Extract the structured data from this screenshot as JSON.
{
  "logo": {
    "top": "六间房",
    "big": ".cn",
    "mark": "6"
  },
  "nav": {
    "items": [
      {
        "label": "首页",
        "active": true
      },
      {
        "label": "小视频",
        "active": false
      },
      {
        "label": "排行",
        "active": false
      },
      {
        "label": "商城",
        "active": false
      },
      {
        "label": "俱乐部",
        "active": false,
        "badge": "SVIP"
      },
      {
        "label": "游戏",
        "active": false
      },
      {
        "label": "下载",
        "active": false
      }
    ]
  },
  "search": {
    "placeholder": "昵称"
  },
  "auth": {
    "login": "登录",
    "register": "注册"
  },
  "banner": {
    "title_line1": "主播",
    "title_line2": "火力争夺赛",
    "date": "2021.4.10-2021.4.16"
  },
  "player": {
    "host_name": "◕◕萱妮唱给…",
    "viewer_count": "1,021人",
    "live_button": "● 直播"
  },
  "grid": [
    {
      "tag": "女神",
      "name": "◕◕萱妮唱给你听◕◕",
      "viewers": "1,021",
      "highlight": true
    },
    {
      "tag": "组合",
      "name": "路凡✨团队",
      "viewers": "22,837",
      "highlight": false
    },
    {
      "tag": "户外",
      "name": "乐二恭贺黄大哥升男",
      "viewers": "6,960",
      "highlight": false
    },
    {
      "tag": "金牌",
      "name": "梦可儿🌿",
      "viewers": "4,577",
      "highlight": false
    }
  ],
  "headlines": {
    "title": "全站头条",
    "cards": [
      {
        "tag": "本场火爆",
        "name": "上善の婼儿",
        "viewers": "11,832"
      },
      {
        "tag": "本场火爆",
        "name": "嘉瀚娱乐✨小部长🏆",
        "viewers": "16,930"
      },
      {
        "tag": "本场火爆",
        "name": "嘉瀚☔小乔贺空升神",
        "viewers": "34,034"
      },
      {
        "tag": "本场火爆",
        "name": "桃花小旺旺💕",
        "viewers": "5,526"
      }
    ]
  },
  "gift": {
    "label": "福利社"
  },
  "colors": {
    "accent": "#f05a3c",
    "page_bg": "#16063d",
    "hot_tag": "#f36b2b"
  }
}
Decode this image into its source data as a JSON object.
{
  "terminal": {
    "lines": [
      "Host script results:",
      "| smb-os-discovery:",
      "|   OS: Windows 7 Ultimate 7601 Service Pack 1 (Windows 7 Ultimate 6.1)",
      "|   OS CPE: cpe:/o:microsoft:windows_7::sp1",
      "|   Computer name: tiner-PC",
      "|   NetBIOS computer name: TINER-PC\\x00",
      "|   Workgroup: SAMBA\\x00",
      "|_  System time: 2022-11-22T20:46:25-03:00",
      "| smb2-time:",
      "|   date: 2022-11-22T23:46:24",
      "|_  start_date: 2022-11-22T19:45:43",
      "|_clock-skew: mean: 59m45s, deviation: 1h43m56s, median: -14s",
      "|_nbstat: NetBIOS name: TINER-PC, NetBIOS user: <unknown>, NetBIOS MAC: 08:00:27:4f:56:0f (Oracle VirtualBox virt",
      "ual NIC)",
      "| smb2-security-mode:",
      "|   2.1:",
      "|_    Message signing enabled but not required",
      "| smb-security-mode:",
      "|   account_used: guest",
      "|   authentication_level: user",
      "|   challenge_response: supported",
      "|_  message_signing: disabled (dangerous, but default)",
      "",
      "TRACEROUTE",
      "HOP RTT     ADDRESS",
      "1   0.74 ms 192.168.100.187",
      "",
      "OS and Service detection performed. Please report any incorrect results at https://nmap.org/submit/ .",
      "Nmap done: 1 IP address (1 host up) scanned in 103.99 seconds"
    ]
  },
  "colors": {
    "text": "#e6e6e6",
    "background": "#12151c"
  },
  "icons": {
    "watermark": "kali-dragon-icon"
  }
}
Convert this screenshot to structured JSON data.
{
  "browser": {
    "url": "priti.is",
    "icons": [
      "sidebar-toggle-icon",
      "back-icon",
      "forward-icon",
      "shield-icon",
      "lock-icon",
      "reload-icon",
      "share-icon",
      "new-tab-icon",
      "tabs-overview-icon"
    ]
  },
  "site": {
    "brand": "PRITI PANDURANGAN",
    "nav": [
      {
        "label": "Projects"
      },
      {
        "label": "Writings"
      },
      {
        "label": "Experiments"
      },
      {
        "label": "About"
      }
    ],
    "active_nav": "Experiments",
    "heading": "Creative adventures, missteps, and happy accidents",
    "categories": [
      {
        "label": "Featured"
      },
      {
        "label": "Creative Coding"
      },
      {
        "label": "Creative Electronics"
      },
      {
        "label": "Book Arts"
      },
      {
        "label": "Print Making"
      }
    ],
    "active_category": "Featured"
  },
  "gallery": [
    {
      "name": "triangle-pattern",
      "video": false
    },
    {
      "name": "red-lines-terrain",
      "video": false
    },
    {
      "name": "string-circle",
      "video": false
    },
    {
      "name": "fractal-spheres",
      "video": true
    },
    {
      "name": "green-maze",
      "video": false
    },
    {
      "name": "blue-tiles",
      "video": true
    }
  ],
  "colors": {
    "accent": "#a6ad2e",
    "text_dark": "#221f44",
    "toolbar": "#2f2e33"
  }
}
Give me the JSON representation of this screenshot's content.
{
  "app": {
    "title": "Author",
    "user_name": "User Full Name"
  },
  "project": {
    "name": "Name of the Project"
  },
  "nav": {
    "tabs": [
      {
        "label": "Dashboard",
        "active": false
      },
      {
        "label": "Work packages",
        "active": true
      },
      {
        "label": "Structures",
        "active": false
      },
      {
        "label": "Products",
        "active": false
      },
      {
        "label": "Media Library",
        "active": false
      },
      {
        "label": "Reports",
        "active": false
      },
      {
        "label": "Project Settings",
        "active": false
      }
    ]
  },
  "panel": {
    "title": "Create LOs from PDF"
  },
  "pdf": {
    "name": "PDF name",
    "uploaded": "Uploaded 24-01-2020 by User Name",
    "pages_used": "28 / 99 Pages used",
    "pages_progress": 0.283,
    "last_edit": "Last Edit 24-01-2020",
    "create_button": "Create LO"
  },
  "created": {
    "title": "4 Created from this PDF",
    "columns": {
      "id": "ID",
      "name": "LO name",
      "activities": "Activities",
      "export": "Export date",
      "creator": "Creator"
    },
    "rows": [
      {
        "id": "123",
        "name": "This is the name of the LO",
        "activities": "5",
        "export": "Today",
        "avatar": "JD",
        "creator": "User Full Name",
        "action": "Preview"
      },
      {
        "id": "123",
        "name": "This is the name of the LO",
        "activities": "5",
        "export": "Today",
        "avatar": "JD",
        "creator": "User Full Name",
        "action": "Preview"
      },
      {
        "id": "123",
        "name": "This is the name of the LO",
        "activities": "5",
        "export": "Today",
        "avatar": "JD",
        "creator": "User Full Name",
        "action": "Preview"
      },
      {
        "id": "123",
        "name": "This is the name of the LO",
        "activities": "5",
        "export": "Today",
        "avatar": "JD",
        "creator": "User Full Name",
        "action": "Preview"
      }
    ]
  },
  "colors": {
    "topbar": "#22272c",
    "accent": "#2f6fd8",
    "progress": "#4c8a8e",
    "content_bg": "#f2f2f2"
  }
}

What is asked: Using the listing above, show each line holding the string "time".

Task result:
      "|_  System time: 2022-11-22T20:46:25-03:00",
      "| smb2-time:",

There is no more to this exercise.